Instruction. Word for word, repeat the entries, minus the pictures.

---------- Records supplied

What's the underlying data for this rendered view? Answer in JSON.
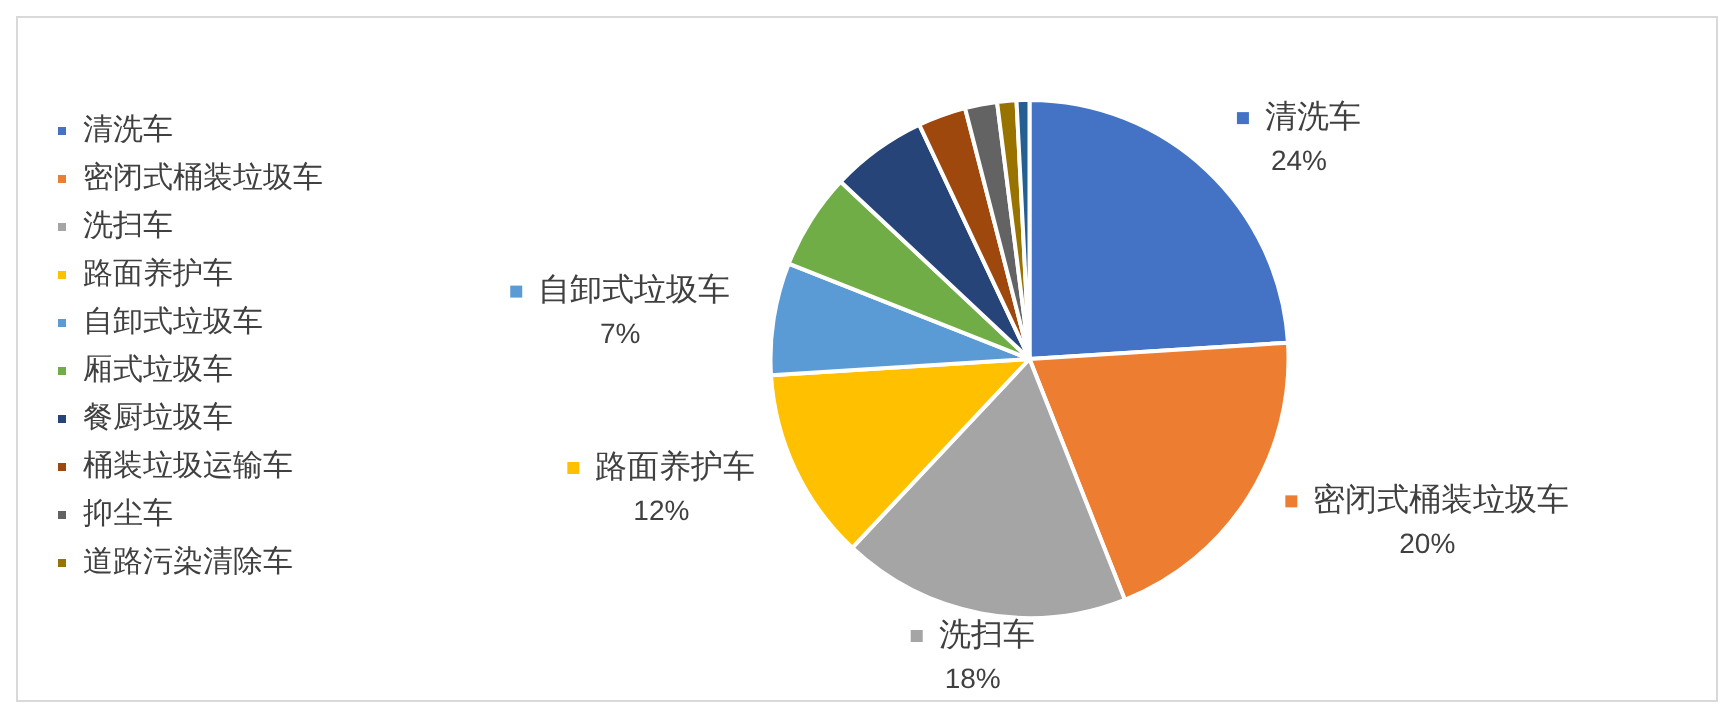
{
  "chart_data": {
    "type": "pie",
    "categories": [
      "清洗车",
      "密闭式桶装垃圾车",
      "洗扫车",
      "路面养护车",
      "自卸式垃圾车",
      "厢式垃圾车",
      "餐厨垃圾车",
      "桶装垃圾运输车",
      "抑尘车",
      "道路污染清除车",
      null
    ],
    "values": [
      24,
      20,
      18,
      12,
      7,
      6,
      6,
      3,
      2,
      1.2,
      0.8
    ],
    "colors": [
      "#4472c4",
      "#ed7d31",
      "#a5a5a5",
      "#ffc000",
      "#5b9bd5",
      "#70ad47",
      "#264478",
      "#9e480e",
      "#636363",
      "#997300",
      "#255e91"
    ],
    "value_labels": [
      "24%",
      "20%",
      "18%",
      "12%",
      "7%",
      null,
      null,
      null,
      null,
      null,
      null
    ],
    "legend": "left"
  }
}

--------------------

Solution.
What's the underlying data for this rendered view? Answer in JSON.
{
  "chart_data": {
    "type": "pie",
    "categories": [
      "清洗车",
      "密闭式桶装垃圾车",
      "洗扫车",
      "路面养护车",
      "自卸式垃圾车",
      "厢式垃圾车",
      "餐厨垃圾车",
      "桶装垃圾运输车",
      "抑尘车",
      "道路污染清除车",
      null
    ],
    "values": [
      24,
      20,
      18,
      12,
      7,
      6,
      6,
      3,
      2,
      1.2,
      0.8
    ],
    "colors": [
      "#4472c4",
      "#ed7d31",
      "#a5a5a5",
      "#ffc000",
      "#5b9bd5",
      "#70ad47",
      "#264478",
      "#9e480e",
      "#636363",
      "#997300",
      "#255e91"
    ],
    "value_labels": [
      "24%",
      "20%",
      "18%",
      "12%",
      "7%",
      null,
      null,
      null,
      null,
      null,
      null
    ],
    "legend": "left"
  }
}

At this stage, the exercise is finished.